_REQUIREMENTS_
Every entry below should be transcribed exactly; pictures stay out of the copy.

_EXTRACTED DATA_
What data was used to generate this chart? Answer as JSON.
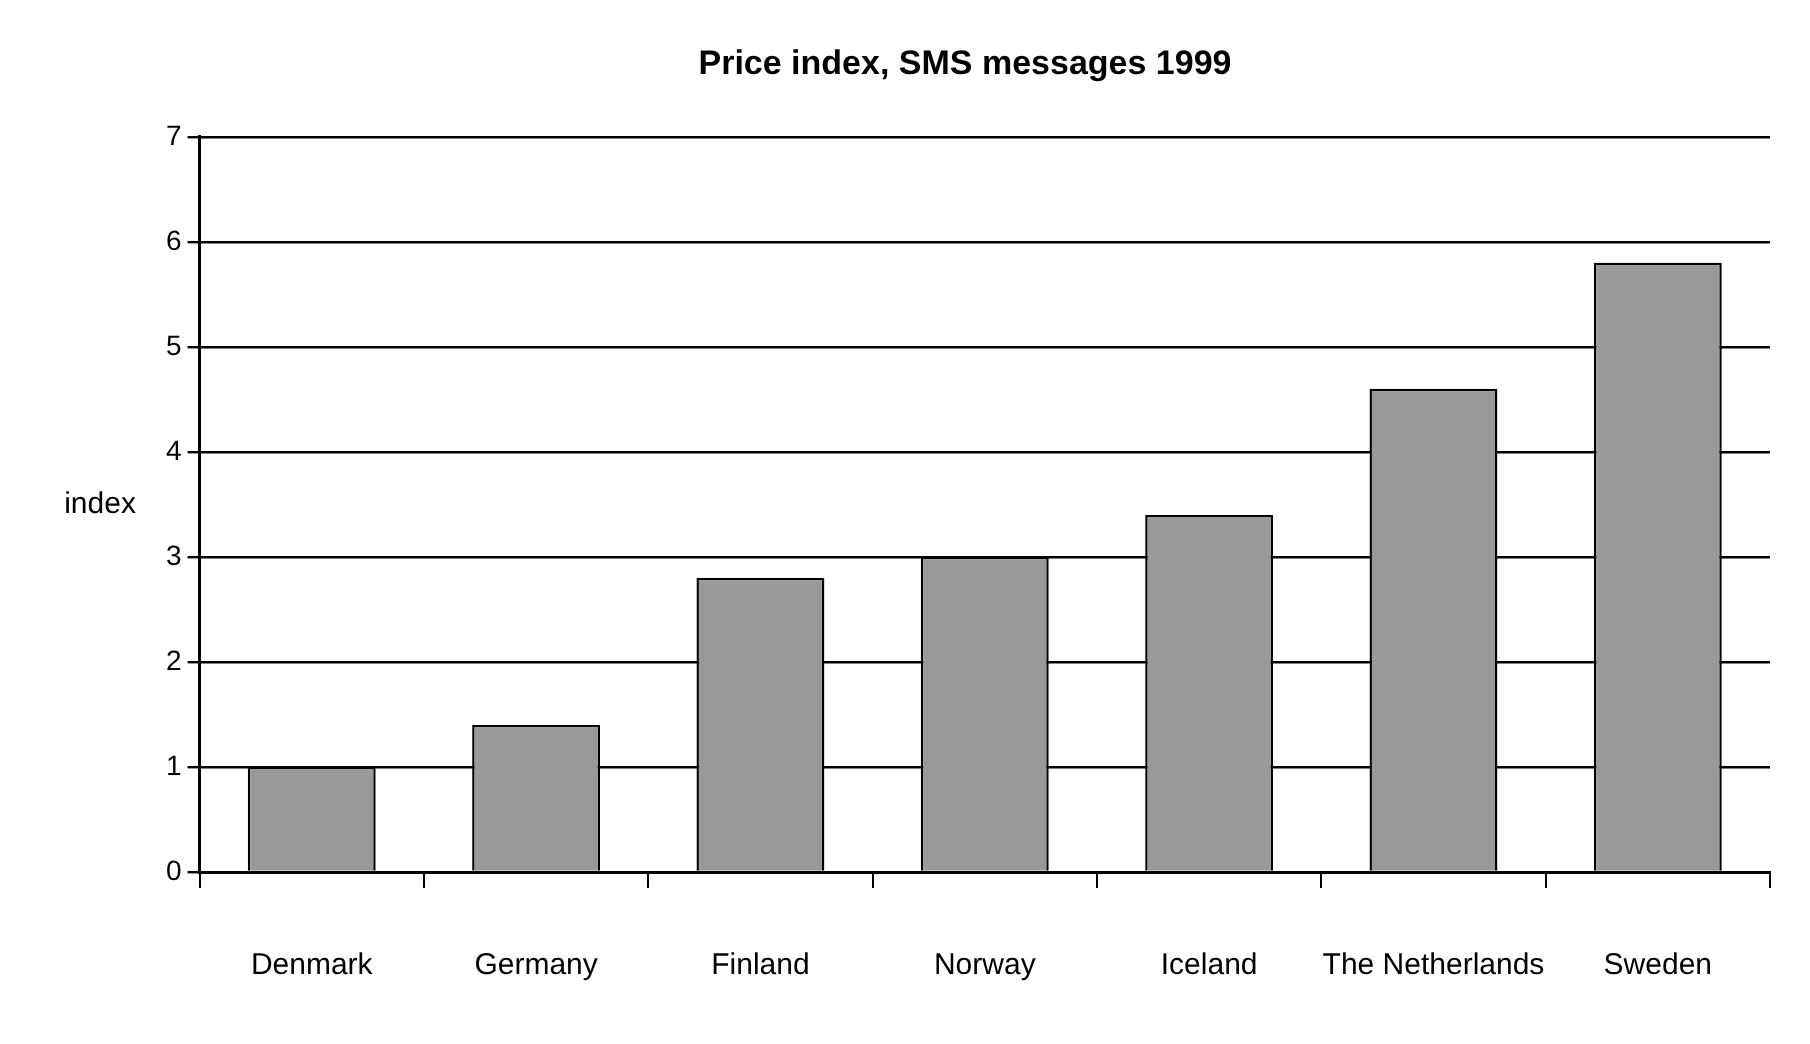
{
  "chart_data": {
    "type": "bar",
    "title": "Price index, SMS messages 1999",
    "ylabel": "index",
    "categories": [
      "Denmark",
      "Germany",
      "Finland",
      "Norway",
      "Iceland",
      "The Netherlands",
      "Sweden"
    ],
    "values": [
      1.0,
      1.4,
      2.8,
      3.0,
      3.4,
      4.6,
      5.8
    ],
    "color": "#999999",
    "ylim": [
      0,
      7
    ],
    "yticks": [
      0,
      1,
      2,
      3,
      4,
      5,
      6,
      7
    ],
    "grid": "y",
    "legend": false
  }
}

_RESPONSE TO THIS EXERCISE_
What data was used to generate this chart? Answer as JSON.
{
  "chart_data": {
    "type": "bar",
    "title": "Price index, SMS messages 1999",
    "ylabel": "index",
    "categories": [
      "Denmark",
      "Germany",
      "Finland",
      "Norway",
      "Iceland",
      "The Netherlands",
      "Sweden"
    ],
    "values": [
      1.0,
      1.4,
      2.8,
      3.0,
      3.4,
      4.6,
      5.8
    ],
    "color": "#999999",
    "ylim": [
      0,
      7
    ],
    "yticks": [
      0,
      1,
      2,
      3,
      4,
      5,
      6,
      7
    ],
    "grid": "y",
    "legend": false
  }
}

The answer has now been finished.